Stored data
>>

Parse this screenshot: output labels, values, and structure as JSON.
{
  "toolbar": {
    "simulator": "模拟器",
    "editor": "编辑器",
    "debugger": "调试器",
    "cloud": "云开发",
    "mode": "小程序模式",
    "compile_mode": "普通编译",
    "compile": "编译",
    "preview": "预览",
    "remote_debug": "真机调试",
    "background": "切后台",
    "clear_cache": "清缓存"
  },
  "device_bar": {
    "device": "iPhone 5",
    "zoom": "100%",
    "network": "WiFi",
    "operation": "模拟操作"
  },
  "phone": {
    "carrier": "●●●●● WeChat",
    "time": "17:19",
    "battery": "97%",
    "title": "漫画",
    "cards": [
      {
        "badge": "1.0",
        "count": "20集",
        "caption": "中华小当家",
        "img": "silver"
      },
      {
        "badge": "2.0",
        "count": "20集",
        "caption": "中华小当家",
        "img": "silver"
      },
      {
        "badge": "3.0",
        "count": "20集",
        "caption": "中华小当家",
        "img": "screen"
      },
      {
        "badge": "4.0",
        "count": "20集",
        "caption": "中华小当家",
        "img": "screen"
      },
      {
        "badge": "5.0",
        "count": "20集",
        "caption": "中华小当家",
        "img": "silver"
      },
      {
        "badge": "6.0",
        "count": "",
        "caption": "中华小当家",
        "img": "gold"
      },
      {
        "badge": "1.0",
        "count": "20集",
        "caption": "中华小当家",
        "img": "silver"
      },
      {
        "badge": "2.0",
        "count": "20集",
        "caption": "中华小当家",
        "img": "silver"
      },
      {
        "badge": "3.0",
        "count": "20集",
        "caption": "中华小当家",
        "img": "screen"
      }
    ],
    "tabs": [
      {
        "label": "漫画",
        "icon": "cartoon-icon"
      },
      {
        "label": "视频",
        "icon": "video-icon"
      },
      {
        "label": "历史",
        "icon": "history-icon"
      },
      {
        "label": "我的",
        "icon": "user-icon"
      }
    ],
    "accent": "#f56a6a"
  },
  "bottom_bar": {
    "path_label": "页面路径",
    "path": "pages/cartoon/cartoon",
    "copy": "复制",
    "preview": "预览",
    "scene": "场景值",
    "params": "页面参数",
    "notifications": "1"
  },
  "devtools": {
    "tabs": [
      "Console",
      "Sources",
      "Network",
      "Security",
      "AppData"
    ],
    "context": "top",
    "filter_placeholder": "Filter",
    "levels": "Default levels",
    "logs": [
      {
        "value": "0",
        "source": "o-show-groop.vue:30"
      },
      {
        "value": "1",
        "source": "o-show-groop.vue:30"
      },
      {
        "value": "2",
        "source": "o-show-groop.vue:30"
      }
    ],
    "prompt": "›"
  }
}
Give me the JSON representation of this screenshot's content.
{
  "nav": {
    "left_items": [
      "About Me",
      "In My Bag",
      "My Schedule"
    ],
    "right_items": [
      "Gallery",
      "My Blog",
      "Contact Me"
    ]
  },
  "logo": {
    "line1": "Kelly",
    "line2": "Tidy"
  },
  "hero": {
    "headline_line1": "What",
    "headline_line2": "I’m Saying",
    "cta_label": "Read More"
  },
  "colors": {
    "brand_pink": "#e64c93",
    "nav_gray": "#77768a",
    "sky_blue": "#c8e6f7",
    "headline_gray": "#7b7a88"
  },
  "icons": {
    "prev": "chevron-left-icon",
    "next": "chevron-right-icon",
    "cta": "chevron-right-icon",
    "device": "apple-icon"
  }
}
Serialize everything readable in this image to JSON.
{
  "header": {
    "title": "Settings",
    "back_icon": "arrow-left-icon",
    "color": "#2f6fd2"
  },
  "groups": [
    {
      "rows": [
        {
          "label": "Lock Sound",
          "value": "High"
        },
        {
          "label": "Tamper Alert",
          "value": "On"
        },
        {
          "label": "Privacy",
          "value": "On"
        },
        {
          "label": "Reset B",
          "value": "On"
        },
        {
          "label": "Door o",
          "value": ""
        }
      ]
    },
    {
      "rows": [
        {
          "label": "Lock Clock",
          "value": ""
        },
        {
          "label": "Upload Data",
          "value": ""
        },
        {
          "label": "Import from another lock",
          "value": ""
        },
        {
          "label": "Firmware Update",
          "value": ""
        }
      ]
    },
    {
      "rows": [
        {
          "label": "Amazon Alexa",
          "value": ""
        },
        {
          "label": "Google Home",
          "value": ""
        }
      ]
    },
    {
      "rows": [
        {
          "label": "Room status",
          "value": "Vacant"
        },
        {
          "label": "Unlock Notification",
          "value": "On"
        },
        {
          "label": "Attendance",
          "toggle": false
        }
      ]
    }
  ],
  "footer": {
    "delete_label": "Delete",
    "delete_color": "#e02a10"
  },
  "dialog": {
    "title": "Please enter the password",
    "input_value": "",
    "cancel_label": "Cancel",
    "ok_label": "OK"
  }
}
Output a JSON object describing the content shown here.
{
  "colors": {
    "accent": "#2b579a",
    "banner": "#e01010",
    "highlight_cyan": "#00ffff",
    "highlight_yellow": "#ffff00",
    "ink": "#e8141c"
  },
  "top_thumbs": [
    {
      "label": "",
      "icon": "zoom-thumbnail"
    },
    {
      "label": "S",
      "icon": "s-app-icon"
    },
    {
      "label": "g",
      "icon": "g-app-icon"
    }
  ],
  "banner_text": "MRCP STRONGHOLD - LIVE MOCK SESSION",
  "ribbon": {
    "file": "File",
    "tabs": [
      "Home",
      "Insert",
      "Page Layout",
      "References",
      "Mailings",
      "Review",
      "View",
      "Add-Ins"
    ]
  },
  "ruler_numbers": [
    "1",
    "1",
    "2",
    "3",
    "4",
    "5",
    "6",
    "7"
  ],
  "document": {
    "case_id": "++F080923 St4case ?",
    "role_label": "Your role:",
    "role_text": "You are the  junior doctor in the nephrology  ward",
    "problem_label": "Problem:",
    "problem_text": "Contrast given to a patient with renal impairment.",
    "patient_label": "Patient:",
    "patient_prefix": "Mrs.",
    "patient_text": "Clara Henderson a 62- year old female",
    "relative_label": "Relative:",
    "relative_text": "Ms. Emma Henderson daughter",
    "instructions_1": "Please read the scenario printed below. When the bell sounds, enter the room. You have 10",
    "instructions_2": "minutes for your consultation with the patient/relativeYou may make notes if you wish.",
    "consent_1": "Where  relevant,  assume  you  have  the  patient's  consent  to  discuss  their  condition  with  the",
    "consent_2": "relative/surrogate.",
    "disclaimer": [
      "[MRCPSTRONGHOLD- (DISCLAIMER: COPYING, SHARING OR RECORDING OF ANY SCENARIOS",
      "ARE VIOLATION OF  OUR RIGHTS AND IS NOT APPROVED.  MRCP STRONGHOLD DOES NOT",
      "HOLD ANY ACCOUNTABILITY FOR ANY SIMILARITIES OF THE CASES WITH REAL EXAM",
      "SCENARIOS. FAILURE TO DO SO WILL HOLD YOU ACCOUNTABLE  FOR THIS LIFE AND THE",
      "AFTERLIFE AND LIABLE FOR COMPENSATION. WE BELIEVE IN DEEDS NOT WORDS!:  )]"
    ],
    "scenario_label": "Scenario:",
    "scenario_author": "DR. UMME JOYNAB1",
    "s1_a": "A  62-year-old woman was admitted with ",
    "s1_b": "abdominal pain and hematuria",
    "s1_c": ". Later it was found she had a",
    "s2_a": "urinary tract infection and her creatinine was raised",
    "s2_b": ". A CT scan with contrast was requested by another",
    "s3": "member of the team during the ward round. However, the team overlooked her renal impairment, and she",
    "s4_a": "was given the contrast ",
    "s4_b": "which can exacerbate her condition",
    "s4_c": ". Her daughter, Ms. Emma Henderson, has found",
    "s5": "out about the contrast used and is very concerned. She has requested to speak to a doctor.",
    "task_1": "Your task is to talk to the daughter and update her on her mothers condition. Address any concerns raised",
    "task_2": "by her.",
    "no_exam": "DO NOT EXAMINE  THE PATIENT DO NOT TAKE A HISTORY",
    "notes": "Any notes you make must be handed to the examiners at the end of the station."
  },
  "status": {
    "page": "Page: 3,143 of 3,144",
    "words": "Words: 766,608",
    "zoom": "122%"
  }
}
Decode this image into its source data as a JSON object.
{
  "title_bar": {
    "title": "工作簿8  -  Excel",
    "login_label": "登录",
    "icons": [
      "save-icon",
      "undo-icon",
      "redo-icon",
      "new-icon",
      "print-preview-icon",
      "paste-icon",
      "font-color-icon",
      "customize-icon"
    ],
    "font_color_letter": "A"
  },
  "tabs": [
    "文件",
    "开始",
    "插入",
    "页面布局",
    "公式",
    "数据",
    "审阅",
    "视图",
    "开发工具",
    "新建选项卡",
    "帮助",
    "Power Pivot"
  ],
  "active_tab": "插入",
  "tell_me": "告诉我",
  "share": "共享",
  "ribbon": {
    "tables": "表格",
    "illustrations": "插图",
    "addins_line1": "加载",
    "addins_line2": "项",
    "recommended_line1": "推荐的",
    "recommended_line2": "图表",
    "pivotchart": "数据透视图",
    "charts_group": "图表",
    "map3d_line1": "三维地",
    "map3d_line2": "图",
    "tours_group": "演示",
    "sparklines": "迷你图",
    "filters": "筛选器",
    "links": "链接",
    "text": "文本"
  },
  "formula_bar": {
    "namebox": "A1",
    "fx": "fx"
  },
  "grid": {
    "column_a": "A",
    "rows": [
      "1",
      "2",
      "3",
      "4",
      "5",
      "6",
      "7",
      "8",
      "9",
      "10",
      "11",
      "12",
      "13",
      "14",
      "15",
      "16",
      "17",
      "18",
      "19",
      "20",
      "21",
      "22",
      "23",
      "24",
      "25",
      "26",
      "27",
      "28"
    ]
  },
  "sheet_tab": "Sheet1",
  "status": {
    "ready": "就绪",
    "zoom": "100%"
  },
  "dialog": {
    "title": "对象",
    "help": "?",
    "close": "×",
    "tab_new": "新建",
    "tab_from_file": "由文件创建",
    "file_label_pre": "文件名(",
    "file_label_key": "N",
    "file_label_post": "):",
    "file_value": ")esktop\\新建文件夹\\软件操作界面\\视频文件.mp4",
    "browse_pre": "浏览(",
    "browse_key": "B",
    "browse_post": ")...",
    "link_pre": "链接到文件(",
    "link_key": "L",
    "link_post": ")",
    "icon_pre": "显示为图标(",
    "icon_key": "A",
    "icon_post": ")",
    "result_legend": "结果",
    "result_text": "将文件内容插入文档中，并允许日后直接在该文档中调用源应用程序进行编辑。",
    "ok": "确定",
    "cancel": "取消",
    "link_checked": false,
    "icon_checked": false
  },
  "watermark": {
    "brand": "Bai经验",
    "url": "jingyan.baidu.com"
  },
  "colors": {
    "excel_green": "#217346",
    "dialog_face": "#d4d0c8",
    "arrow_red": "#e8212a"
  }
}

<<

Your objective: Report how many lines of the records above contain the word "make", and give only that number.

Output of the exercise: 2